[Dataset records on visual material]

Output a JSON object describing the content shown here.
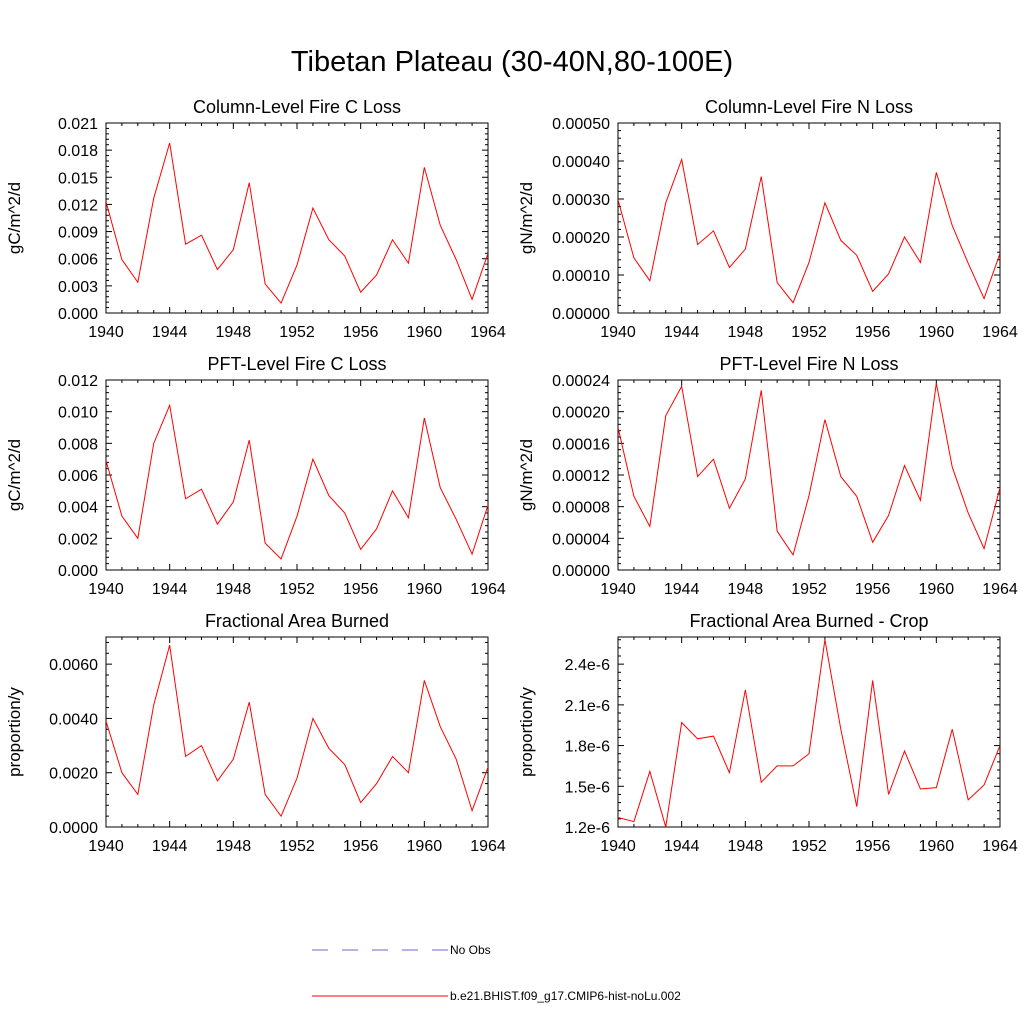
{
  "figure": {
    "title": "Tibetan Plateau (30-40N,80-100E)"
  },
  "legend": {
    "items": [
      {
        "label": "No Obs",
        "color": "#6a6ac8",
        "dash": true
      },
      {
        "label": "b.e21.BHIST.f09_g17.CMIP6-hist-noLu.002",
        "color": "#ff0000",
        "dash": false
      }
    ]
  },
  "chart_data": [
    {
      "type": "line",
      "title": "Column-Level Fire C Loss",
      "ylabel": "gC/m^2/d",
      "xlabel": "",
      "xlim": [
        1940,
        1964
      ],
      "ylim": [
        0,
        0.021
      ],
      "xticks": [
        1940,
        1944,
        1948,
        1952,
        1956,
        1960,
        1964
      ],
      "xticklabels": [
        "1940",
        "1944",
        "1948",
        "1952",
        "1956",
        "1960",
        "1964"
      ],
      "yticks": [
        0,
        0.003,
        0.006,
        0.009,
        0.012,
        0.015,
        0.018,
        0.021
      ],
      "yticklabels": [
        "0.000",
        "0.003",
        "0.006",
        "0.009",
        "0.012",
        "0.015",
        "0.018",
        "0.021"
      ],
      "x": [
        1940,
        1941,
        1942,
        1943,
        1944,
        1945,
        1946,
        1947,
        1948,
        1949,
        1950,
        1951,
        1952,
        1953,
        1954,
        1955,
        1956,
        1957,
        1958,
        1959,
        1960,
        1961,
        1962,
        1963,
        1964
      ],
      "series": [
        {
          "name": "b.e21.BHIST.f09_g17.CMIP6-hist-noLu.002",
          "color": "#ff0000",
          "values": [
            0.0123,
            0.0059,
            0.0034,
            0.0127,
            0.0188,
            0.0076,
            0.0086,
            0.0048,
            0.007,
            0.0144,
            0.0032,
            0.0011,
            0.0053,
            0.0116,
            0.0081,
            0.0063,
            0.0023,
            0.0042,
            0.0081,
            0.0055,
            0.0161,
            0.0097,
            0.0059,
            0.0015,
            0.0066
          ]
        }
      ]
    },
    {
      "type": "line",
      "title": "Column-Level Fire N Loss",
      "ylabel": "gN/m^2/d",
      "xlabel": "",
      "xlim": [
        1940,
        1964
      ],
      "ylim": [
        0,
        0.0005
      ],
      "xticks": [
        1940,
        1944,
        1948,
        1952,
        1956,
        1960,
        1964
      ],
      "xticklabels": [
        "1940",
        "1944",
        "1948",
        "1952",
        "1956",
        "1960",
        "1964"
      ],
      "yticks": [
        0,
        0.0001,
        0.0002,
        0.0003,
        0.0004,
        0.0005
      ],
      "yticklabels": [
        "0.00000",
        "0.00010",
        "0.00020",
        "0.00030",
        "0.00040",
        "0.00050"
      ],
      "x": [
        1940,
        1941,
        1942,
        1943,
        1944,
        1945,
        1946,
        1947,
        1948,
        1949,
        1950,
        1951,
        1952,
        1953,
        1954,
        1955,
        1956,
        1957,
        1958,
        1959,
        1960,
        1961,
        1962,
        1963,
        1964
      ],
      "series": [
        {
          "name": "b.e21.BHIST.f09_g17.CMIP6-hist-noLu.002",
          "color": "#ff0000",
          "values": [
            0.000298,
            0.000145,
            8.5e-05,
            0.00029,
            0.000404,
            0.00018,
            0.000216,
            0.00012,
            0.000168,
            0.000359,
            8e-05,
            2.7e-05,
            0.000133,
            0.00029,
            0.000191,
            0.000152,
            5.7e-05,
            0.000103,
            0.0002,
            0.000133,
            0.00037,
            0.00023,
            0.000131,
            3.8e-05,
            0.000157
          ]
        }
      ]
    },
    {
      "type": "line",
      "title": "PFT-Level Fire C Loss",
      "ylabel": "gC/m^2/d",
      "xlabel": "",
      "xlim": [
        1940,
        1964
      ],
      "ylim": [
        0,
        0.012
      ],
      "xticks": [
        1940,
        1944,
        1948,
        1952,
        1956,
        1960,
        1964
      ],
      "xticklabels": [
        "1940",
        "1944",
        "1948",
        "1952",
        "1956",
        "1960",
        "1964"
      ],
      "yticks": [
        0,
        0.002,
        0.004,
        0.006,
        0.008,
        0.01,
        0.012
      ],
      "yticklabels": [
        "0.000",
        "0.002",
        "0.004",
        "0.006",
        "0.008",
        "0.010",
        "0.012"
      ],
      "x": [
        1940,
        1941,
        1942,
        1943,
        1944,
        1945,
        1946,
        1947,
        1948,
        1949,
        1950,
        1951,
        1952,
        1953,
        1954,
        1955,
        1956,
        1957,
        1958,
        1959,
        1960,
        1961,
        1962,
        1963,
        1964
      ],
      "series": [
        {
          "name": "b.e21.BHIST.f09_g17.CMIP6-hist-noLu.002",
          "color": "#ff0000",
          "values": [
            0.0069,
            0.0034,
            0.002,
            0.008,
            0.0104,
            0.0045,
            0.0051,
            0.0029,
            0.0043,
            0.0082,
            0.0017,
            0.0007,
            0.0034,
            0.007,
            0.0047,
            0.0036,
            0.0013,
            0.0026,
            0.005,
            0.0033,
            0.0096,
            0.0052,
            0.0032,
            0.001,
            0.0041
          ]
        }
      ]
    },
    {
      "type": "line",
      "title": "PFT-Level Fire N Loss",
      "ylabel": "gN/m^2/d",
      "xlabel": "",
      "xlim": [
        1940,
        1964
      ],
      "ylim": [
        0,
        0.00024
      ],
      "xticks": [
        1940,
        1944,
        1948,
        1952,
        1956,
        1960,
        1964
      ],
      "xticklabels": [
        "1940",
        "1944",
        "1948",
        "1952",
        "1956",
        "1960",
        "1964"
      ],
      "yticks": [
        0,
        4e-05,
        8e-05,
        0.00012,
        0.00016,
        0.0002,
        0.00024
      ],
      "yticklabels": [
        "0.00000",
        "0.00004",
        "0.00008",
        "0.00012",
        "0.00016",
        "0.00020",
        "0.00024"
      ],
      "x": [
        1940,
        1941,
        1942,
        1943,
        1944,
        1945,
        1946,
        1947,
        1948,
        1949,
        1950,
        1951,
        1952,
        1953,
        1954,
        1955,
        1956,
        1957,
        1958,
        1959,
        1960,
        1961,
        1962,
        1963,
        1964
      ],
      "series": [
        {
          "name": "b.e21.BHIST.f09_g17.CMIP6-hist-noLu.002",
          "color": "#ff0000",
          "values": [
            0.00018,
            9.3e-05,
            5.5e-05,
            0.000195,
            0.000232,
            0.000118,
            0.00014,
            7.8e-05,
            0.000115,
            0.000227,
            4.9e-05,
            1.9e-05,
            9.4e-05,
            0.00019,
            0.000118,
            9.3e-05,
            3.5e-05,
            6.9e-05,
            0.000132,
            8.8e-05,
            0.000236,
            0.00013,
            7.2e-05,
            2.7e-05,
            0.000104
          ]
        }
      ]
    },
    {
      "type": "line",
      "title": "Fractional Area Burned",
      "ylabel": "proportion/y",
      "xlabel": "",
      "xlim": [
        1940,
        1964
      ],
      "ylim": [
        0,
        0.007
      ],
      "xticks": [
        1940,
        1944,
        1948,
        1952,
        1956,
        1960,
        1964
      ],
      "xticklabels": [
        "1940",
        "1944",
        "1948",
        "1952",
        "1956",
        "1960",
        "1964"
      ],
      "yticks": [
        0,
        0.002,
        0.004,
        0.006
      ],
      "yticklabels": [
        "0.0000",
        "0.0020",
        "0.0040",
        "0.0060"
      ],
      "x": [
        1940,
        1941,
        1942,
        1943,
        1944,
        1945,
        1946,
        1947,
        1948,
        1949,
        1950,
        1951,
        1952,
        1953,
        1954,
        1955,
        1956,
        1957,
        1958,
        1959,
        1960,
        1961,
        1962,
        1963,
        1964
      ],
      "series": [
        {
          "name": "b.e21.BHIST.f09_g17.CMIP6-hist-noLu.002",
          "color": "#ff0000",
          "values": [
            0.0039,
            0.002,
            0.0012,
            0.0045,
            0.0067,
            0.0026,
            0.003,
            0.0017,
            0.0025,
            0.0046,
            0.0012,
            0.0004,
            0.0018,
            0.004,
            0.0029,
            0.0023,
            0.0009,
            0.0016,
            0.0026,
            0.002,
            0.0054,
            0.0037,
            0.0025,
            0.0006,
            0.0022
          ]
        }
      ]
    },
    {
      "type": "line",
      "title": "Fractional Area Burned - Crop",
      "ylabel": "proportion/y",
      "xlabel": "",
      "xlim": [
        1940,
        1964
      ],
      "ylim": [
        1.2e-06,
        2.6e-06
      ],
      "xticks": [
        1940,
        1944,
        1948,
        1952,
        1956,
        1960,
        1964
      ],
      "xticklabels": [
        "1940",
        "1944",
        "1948",
        "1952",
        "1956",
        "1960",
        "1964"
      ],
      "yticks": [
        1.2e-06,
        1.5e-06,
        1.8e-06,
        2.1e-06,
        2.4e-06
      ],
      "yticklabels": [
        "1.2e-6",
        "1.5e-6",
        "1.8e-6",
        "2.1e-6",
        "2.4e-6"
      ],
      "x": [
        1940,
        1941,
        1942,
        1943,
        1944,
        1945,
        1946,
        1947,
        1948,
        1949,
        1950,
        1951,
        1952,
        1953,
        1954,
        1955,
        1956,
        1957,
        1958,
        1959,
        1960,
        1961,
        1962,
        1963,
        1964
      ],
      "series": [
        {
          "name": "b.e21.BHIST.f09_g17.CMIP6-hist-noLu.002",
          "color": "#ff0000",
          "values": [
            1.27e-06,
            1.24e-06,
            1.61e-06,
            1.2e-06,
            1.97e-06,
            1.85e-06,
            1.87e-06,
            1.6e-06,
            2.21e-06,
            1.53e-06,
            1.65e-06,
            1.65e-06,
            1.74e-06,
            2.58e-06,
            1.92e-06,
            1.35e-06,
            2.28e-06,
            1.44e-06,
            1.76e-06,
            1.48e-06,
            1.49e-06,
            1.92e-06,
            1.4e-06,
            1.51e-06,
            1.8e-06
          ]
        }
      ]
    }
  ]
}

> [Written request]: Copy each line from the data above that includes "Column".

> [The completed task]:
      "title": "Column-Level Fire C Loss",
      "title": "Column-Level Fire N Loss",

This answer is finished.